== Data in this exercise ==

------------------------------

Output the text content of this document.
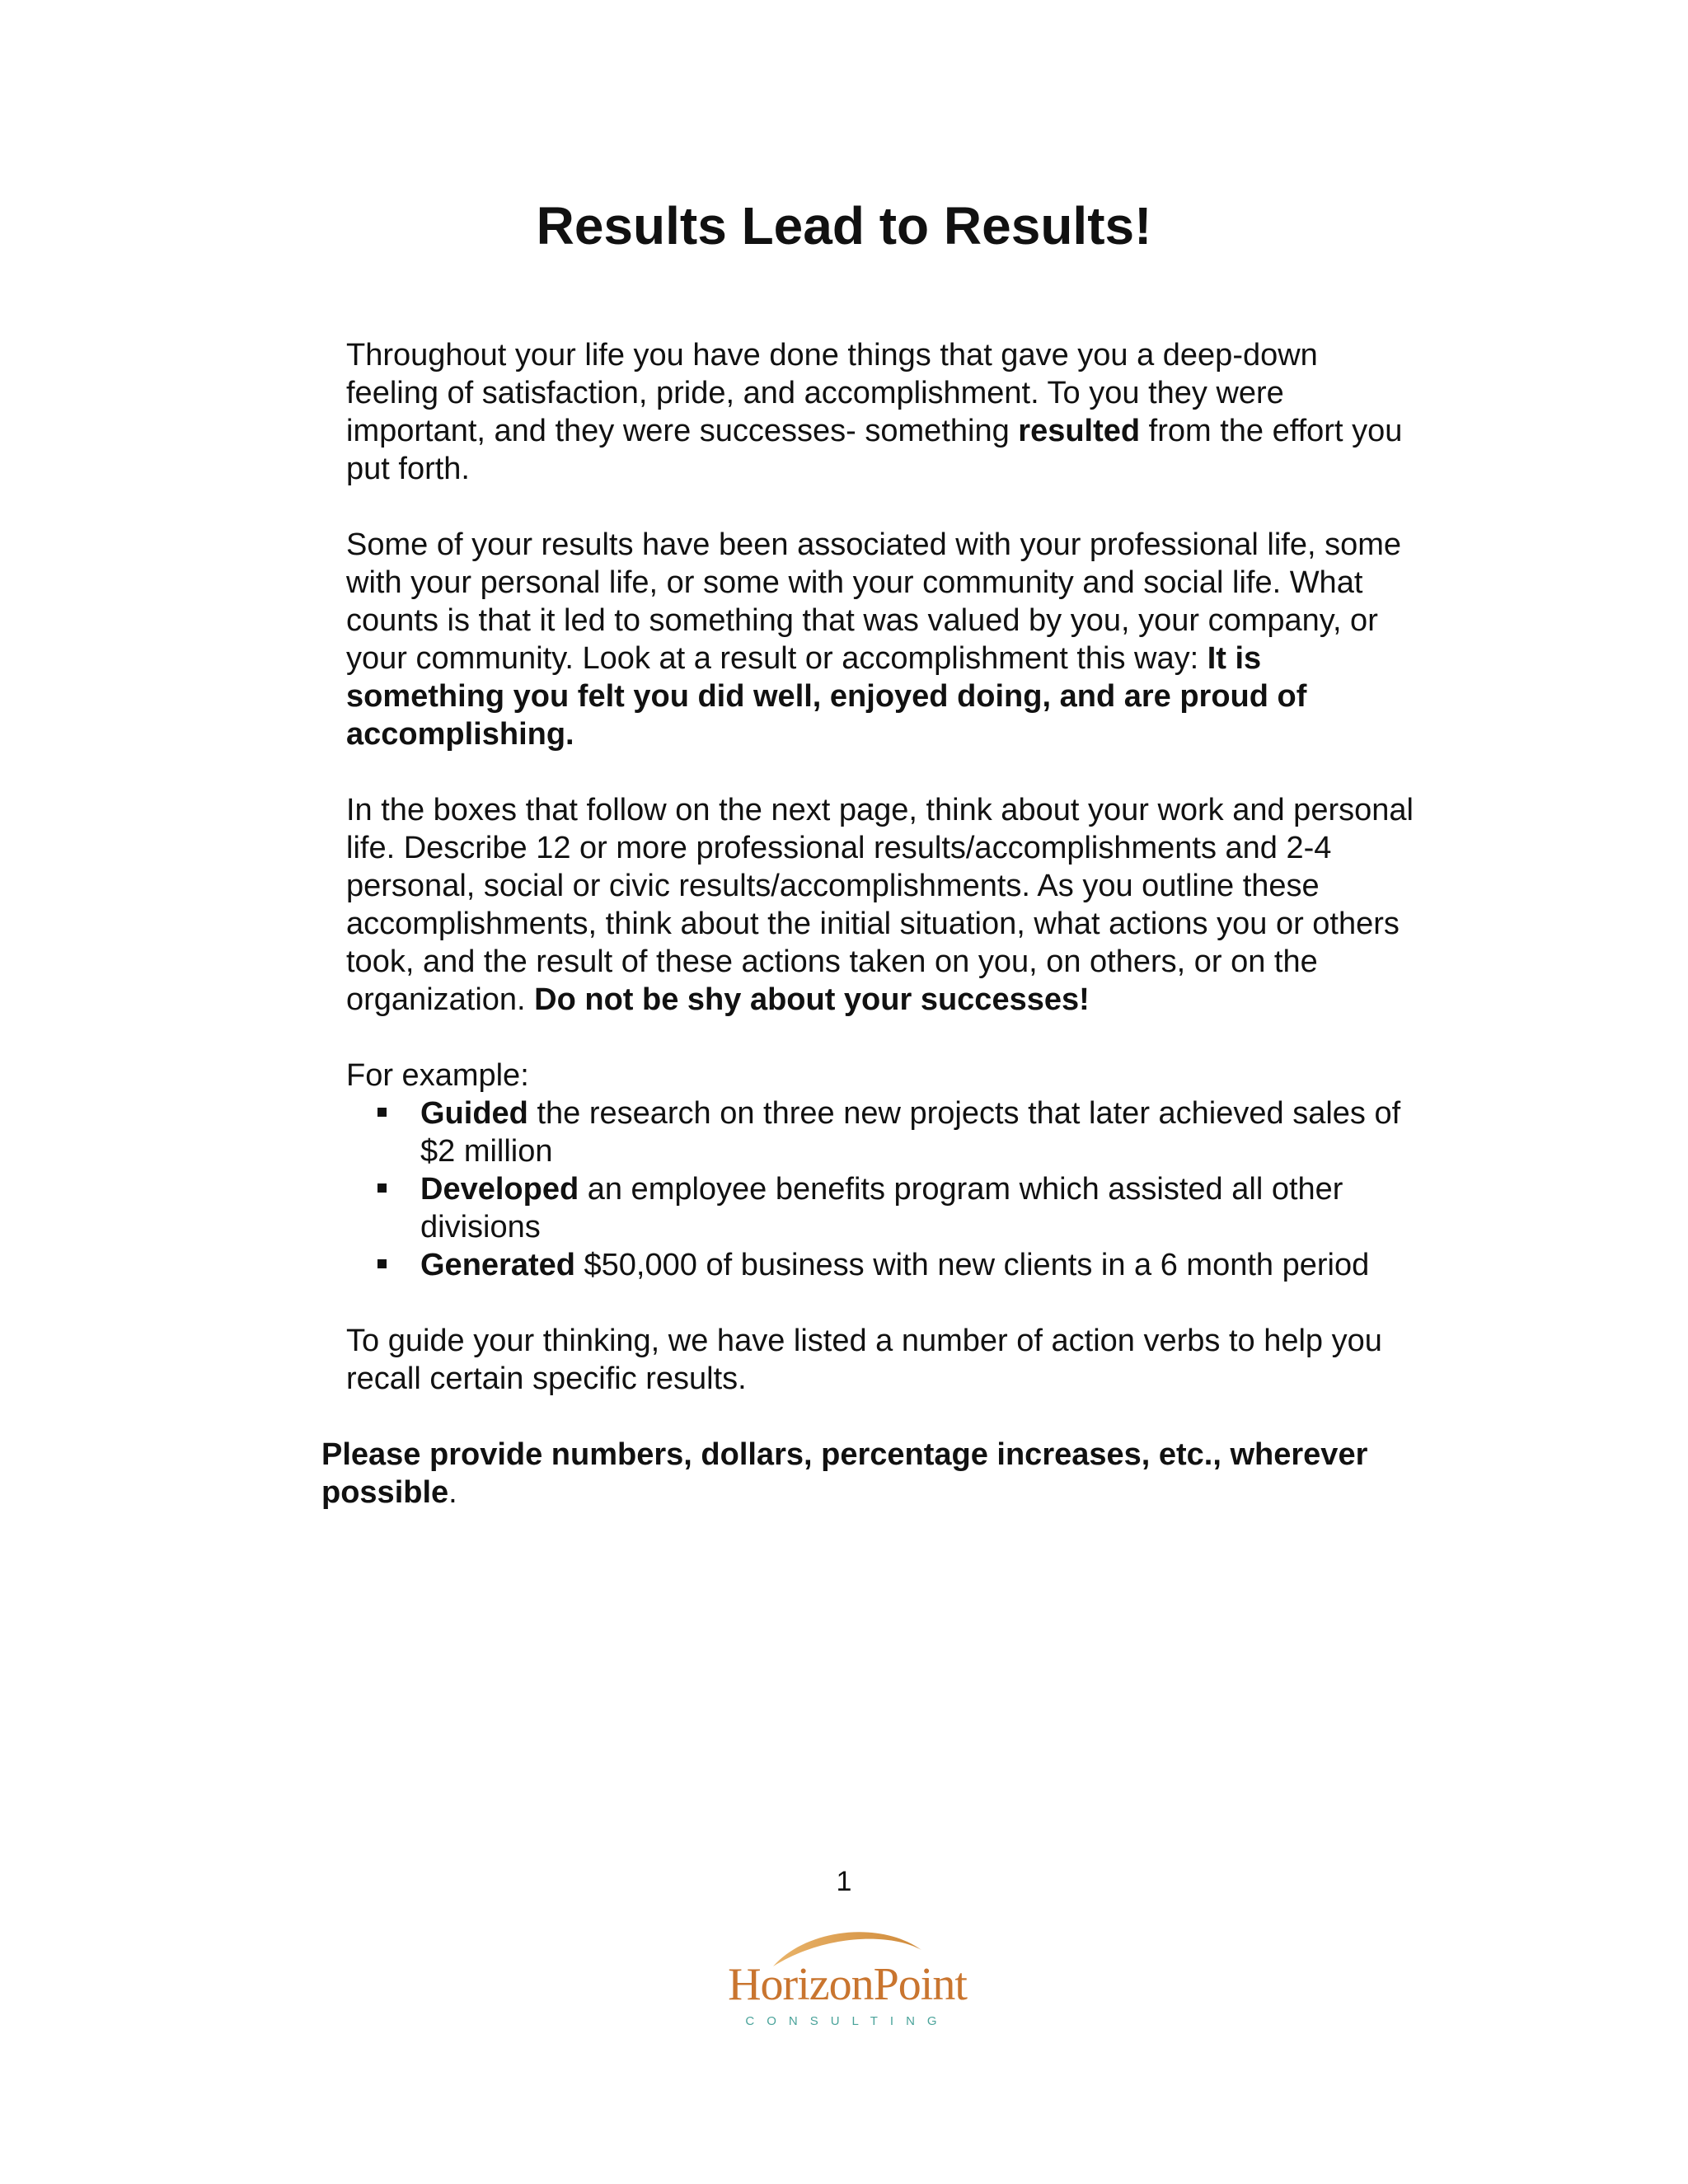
Results Lead to Results!

Throughout your life you have done things that gave you a deep-down feeling of satisfaction, pride, and accomplishment. To you they were important, and they were successes- something resulted from the effort you put forth.

Some of your results have been associated with your professional life, some with your personal life, or some with your community and social life. What counts is that it led to something that was valued by you, your company, or your community. Look at a result or accomplishment this way: It is something you felt you did well, enjoyed doing, and are proud of accomplishing.

In the boxes that follow on the next page, think about your work and personal life. Describe 12 or more professional results/accomplishments and 2-4 personal, social or civic results/accomplishments. As you outline these accomplishments, think about the initial situation, what actions you or others took, and the result of these actions taken on you, on others, or on the organization. Do not be shy about your successes!

For example:
Guided the research on three new projects that later achieved sales of $2 million
Developed an employee benefits program which assisted all other divisions
Generated $50,000 of business with new clients in a 6 month period

To guide your thinking, we have listed a number of action verbs to help you recall certain specific results.

Please provide numbers, dollars, percentage increases, etc., wherever possible.
1
HorizonPoint
CONSULTING
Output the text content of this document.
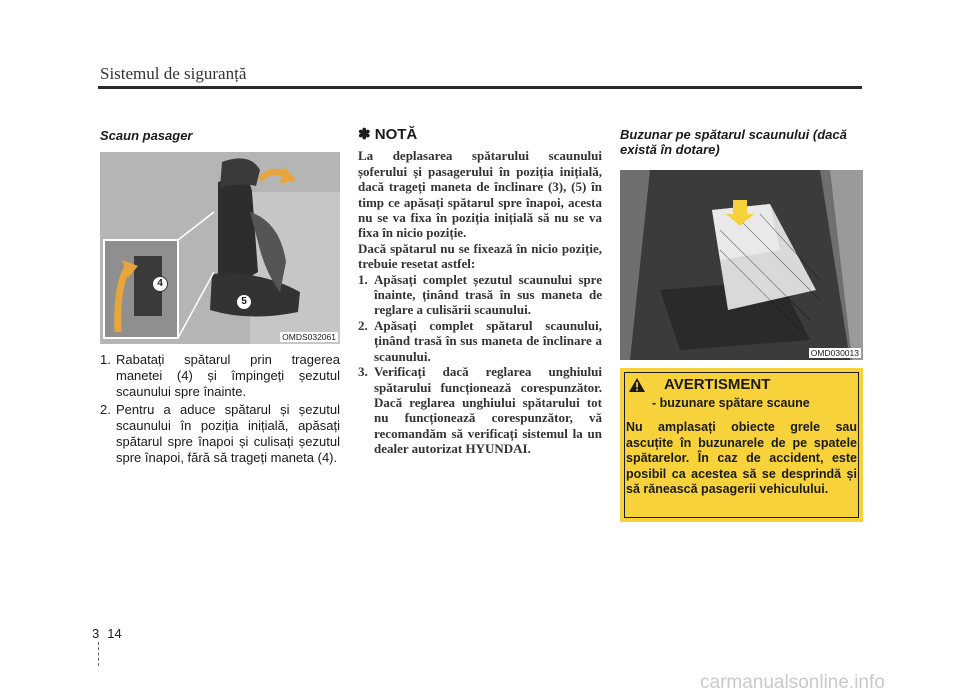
Sistemul de siguranță
Scaun pasager
4
5
OMDS032061
1. Rabatați spătarul prin tragerea manetei (4) și împingeți șezutul scaunului spre înainte.
2. Pentru a aduce spătarul și șezutul scaunului în poziția inițială, apăsați spătarul spre înapoi și culisați șezutul spre înapoi, fără să trageți maneta (4).
✽ NOTĂ

La deplasarea spătarului scaunului șoferului și pasagerului în poziția inițială, dacă trageți maneta de înclinare (3), (5) în timp ce apăsați spătarul spre înapoi, acesta nu se va fixa în poziția inițială să nu se va fixa în nicio poziție.

Dacă spătarul nu se fixează în nicio poziție, trebuie resetat astfel:

1. Apăsați complet șezutul scaunului spre înainte, ținând trasă în sus maneta de reglare a culisării scaunului.
2. Apăsați complet spătarul scaunului, ținând trasă în sus maneta de înclinare a scaunului.
3. Verificați dacă reglarea unghiului spătarului funcționează corespunzător. Dacă reglarea unghiului spătarului tot nu funcționează corespunzător, vă recomandăm să verificați sistemul la un dealer autorizat HYUNDAI.
Buzunar pe spătarul scaunului (dacă există în dotare)
OMD030013
AVERTISMENT
- buzunare spătare scaune
Nu amplasați obiecte grele sau ascuțite în buzunarele de pe spatele spătarelor. În caz de accident, este posibil ca acestea să se desprindă și să rănească pasagerii vehiculului.
3 14
carmanualsonline.info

------------------------------

== Your objective ==
Write out the listing above exactly as it stands, pictures excluded.

== Complete answer ==
Output the text content of this document.
Results Lead to Results!

Throughout your life you have done things that gave you a deep-down feeling of satisfaction, pride, and accomplishment. To you they were important, and they were successes- something resulted from the effort you put forth.

Some of your results have been associated with your professional life, some with your personal life, or some with your community and social life. What counts is that it led to something that was valued by you, your company, or your community. Look at a result or accomplishment this way: It is something you felt you did well, enjoyed doing, and are proud of accomplishing.

In the boxes that follow on the next page, think about your work and personal life. Describe 12 or more professional results/accomplishments and 2-4 personal, social or civic results/accomplishments. As you outline these accomplishments, think about the initial situation, what actions you or others took, and the result of these actions taken on you, on others, or on the organization. Do not be shy about your successes!

For example:
Guided the research on three new projects that later achieved sales of $2 million
Developed an employee benefits program which assisted all other divisions
Generated $50,000 of business with new clients in a 6 month period

To guide your thinking, we have listed a number of action verbs to help you recall certain specific results.

Please provide numbers, dollars, percentage increases, etc., wherever possible.
1
HorizonPoint
CONSULTING
Output the text content of this document.
Sistemul de siguranță
Scaun pasager
4
5
OMDS032061
1. Rabatați spătarul prin tragerea manetei (4) și împingeți șezutul scaunului spre înainte.
2. Pentru a aduce spătarul și șezutul scaunului în poziția inițială, apăsați spătarul spre înapoi și culisați șezutul spre înapoi, fără să trageți maneta (4).
✽ NOTĂ

La deplasarea spătarului scaunului șoferului și pasagerului în poziția inițială, dacă trageți maneta de înclinare (3), (5) în timp ce apăsați spătarul spre înapoi, acesta nu se va fixa în poziția inițială să nu se va fixa în nicio poziție.

Dacă spătarul nu se fixează în nicio poziție, trebuie resetat astfel:

1. Apăsați complet șezutul scaunului spre înainte, ținând trasă în sus maneta de reglare a culisării scaunului.
2. Apăsați complet spătarul scaunului, ținând trasă în sus maneta de înclinare a scaunului.
3. Verificați dacă reglarea unghiului spătarului funcționează corespunzător. Dacă reglarea unghiului spătarului tot nu funcționează corespunzător, vă recomandăm să verificați sistemul la un dealer autorizat HYUNDAI.
Buzunar pe spătarul scaunului (dacă există în dotare)
OMD030013
AVERTISMENT
- buzunare spătare scaune
Nu amplasați obiecte grele sau ascuțite în buzunarele de pe spatele spătarelor. În caz de accident, este posibil ca acestea să se desprindă și să rănească pasagerii vehiculului.
3 14
carmanualsonline.info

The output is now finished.